# [DESCRIPTION OF THE TASK]
Starting at the line that contains "142, 572, 157]" and ending after the line that contains "914, 525, 929]", copy that part of the listing with "icon" changed to "graphic" throughout and nothing else altered.

*** DATASET ENTRIES ***

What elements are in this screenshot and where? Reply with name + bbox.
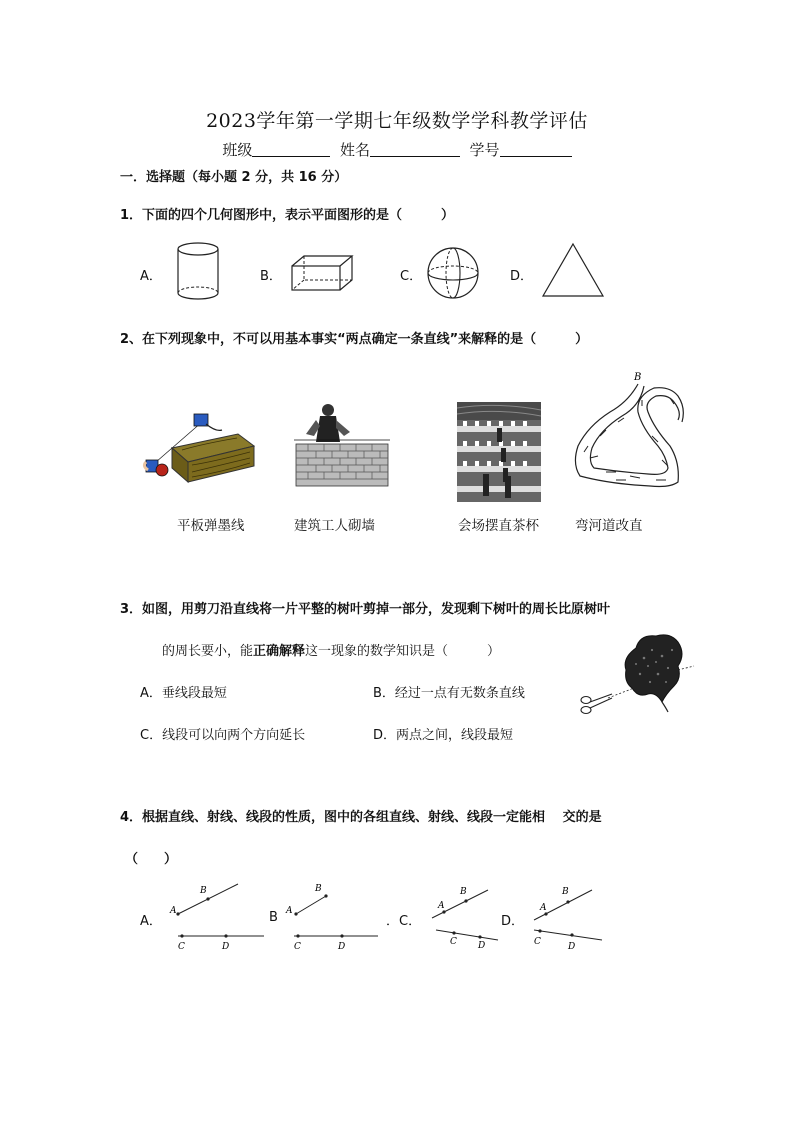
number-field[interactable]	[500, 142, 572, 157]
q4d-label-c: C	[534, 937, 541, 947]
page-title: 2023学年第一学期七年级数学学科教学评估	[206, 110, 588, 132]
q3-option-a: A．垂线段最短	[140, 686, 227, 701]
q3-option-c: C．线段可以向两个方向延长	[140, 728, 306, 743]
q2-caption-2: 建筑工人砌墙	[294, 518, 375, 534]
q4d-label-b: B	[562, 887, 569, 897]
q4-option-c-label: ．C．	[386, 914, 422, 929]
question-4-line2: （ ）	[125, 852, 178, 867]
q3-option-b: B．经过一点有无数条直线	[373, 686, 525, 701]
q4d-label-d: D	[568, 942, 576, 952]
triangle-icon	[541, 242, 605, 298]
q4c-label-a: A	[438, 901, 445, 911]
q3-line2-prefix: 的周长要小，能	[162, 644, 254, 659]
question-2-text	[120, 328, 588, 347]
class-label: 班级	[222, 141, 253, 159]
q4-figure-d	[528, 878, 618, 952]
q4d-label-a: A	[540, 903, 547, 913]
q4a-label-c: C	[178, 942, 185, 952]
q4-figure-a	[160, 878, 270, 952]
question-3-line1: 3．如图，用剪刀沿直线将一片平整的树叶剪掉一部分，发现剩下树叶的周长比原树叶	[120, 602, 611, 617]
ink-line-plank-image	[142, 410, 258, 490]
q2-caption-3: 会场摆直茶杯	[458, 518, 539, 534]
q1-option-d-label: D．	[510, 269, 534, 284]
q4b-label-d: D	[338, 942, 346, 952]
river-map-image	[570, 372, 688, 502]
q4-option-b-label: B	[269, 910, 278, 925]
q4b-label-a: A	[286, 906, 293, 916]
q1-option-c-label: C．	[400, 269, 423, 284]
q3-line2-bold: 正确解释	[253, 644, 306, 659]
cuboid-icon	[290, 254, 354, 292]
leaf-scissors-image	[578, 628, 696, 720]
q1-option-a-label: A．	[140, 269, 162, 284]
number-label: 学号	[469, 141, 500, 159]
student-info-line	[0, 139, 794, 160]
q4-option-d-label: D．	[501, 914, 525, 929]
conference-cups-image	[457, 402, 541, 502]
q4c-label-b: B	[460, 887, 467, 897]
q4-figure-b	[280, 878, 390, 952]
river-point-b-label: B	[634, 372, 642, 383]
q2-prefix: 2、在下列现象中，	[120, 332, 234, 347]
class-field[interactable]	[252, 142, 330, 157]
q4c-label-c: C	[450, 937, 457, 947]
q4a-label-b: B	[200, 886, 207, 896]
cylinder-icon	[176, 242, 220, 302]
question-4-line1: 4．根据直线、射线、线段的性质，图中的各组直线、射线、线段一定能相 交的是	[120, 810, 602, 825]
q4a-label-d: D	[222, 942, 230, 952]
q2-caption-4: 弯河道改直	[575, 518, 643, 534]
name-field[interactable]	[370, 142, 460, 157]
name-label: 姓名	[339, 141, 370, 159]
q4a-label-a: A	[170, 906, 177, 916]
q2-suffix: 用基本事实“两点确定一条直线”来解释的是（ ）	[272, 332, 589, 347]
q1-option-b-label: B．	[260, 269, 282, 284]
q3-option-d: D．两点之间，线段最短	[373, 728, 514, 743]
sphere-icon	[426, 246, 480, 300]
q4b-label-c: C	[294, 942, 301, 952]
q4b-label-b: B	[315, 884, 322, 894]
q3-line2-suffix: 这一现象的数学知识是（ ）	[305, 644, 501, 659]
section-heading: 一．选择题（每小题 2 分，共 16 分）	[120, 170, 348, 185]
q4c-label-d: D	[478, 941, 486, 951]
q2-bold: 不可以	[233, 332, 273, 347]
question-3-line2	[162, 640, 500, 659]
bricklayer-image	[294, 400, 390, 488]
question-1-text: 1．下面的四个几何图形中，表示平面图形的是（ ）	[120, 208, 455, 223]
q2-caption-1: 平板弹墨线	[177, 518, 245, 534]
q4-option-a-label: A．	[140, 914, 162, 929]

***
*** DATASET ENTRIES ***

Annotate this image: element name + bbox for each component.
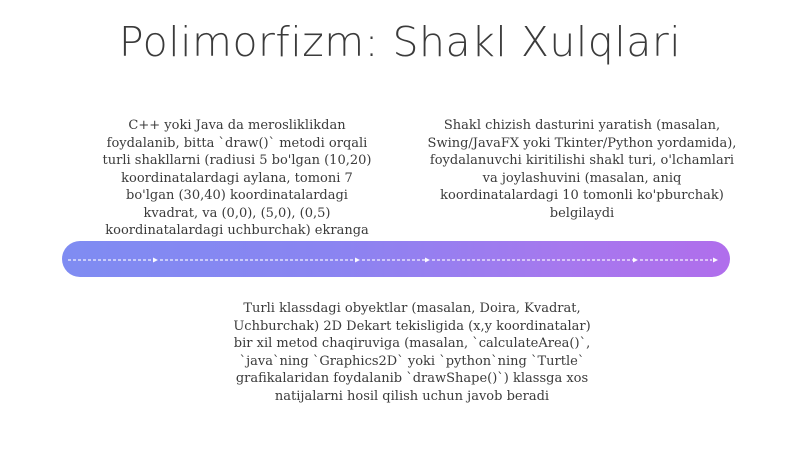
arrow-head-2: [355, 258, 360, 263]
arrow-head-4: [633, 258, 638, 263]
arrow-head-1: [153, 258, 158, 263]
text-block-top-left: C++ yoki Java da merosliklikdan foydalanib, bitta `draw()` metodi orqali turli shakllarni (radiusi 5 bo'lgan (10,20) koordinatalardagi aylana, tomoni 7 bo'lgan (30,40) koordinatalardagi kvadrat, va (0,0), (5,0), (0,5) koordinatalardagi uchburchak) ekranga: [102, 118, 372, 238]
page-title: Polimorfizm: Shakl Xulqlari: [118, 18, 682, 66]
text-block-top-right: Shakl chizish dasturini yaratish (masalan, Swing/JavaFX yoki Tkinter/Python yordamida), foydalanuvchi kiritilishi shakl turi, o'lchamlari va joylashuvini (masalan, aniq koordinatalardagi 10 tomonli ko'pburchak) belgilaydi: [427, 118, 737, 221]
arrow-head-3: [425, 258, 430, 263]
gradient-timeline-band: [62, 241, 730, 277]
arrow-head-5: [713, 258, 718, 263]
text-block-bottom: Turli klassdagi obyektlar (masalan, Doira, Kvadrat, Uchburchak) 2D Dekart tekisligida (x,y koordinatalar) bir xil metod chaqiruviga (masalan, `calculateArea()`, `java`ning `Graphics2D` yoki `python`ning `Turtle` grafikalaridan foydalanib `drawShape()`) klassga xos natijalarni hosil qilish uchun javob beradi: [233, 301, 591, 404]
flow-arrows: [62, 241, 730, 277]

***

# [RIGHT ANSWER]
number-field[interactable]	[500, 142, 572, 157]
q4d-label-c: C	[534, 937, 541, 947]
page-title: 2023学年第一学期七年级数学学科教学评估	[206, 110, 588, 132]
q3-option-a: A．垂线段最短	[140, 686, 227, 701]
q3-option-c: C．线段可以向两个方向延长	[140, 728, 306, 743]
q2-caption-2: 建筑工人砌墙	[294, 518, 375, 534]
q4d-label-b: B	[562, 887, 569, 897]
q4-option-c-label: ．C．	[386, 914, 422, 929]
question-4-line2: （ ）	[125, 852, 178, 867]
q3-option-b: B．经过一点有无数条直线	[373, 686, 525, 701]
q4d-label-d: D	[568, 942, 576, 952]
triangle-graphic	[541, 242, 605, 298]
q4c-label-a: A	[438, 901, 445, 911]
q3-line2-prefix: 的周长要小，能	[162, 644, 254, 659]
question-2-text	[120, 328, 588, 347]
class-label: 班级	[222, 141, 253, 159]
q4-figure-d	[528, 878, 618, 952]
q4d-label-a: A	[540, 903, 547, 913]
q4a-label-c: C	[178, 942, 185, 952]
q4-figure-a	[160, 878, 270, 952]
question-3-line1: 3．如图，用剪刀沿直线将一片平整的树叶剪掉一部分，发现剩下树叶的周长比原树叶	[120, 602, 611, 617]
ink-line-plank-image	[142, 410, 258, 490]
q2-caption-3: 会场摆直茶杯	[458, 518, 539, 534]
q1-option-d-label: D．	[510, 269, 534, 284]
q4b-label-d: D	[338, 942, 346, 952]
river-map-image	[570, 372, 688, 502]
q4-option-b-label: B	[269, 910, 278, 925]
q4b-label-a: A	[286, 906, 293, 916]
q1-option-c-label: C．	[400, 269, 423, 284]
q3-line2-bold: 正确解释	[253, 644, 306, 659]
cuboid-graphic	[290, 254, 354, 292]
leaf-scissors-image	[578, 628, 696, 720]
q1-option-a-label: A．	[140, 269, 162, 284]
number-label: 学号	[469, 141, 500, 159]
student-info-line	[0, 139, 794, 160]
q4-option-d-label: D．	[501, 914, 525, 929]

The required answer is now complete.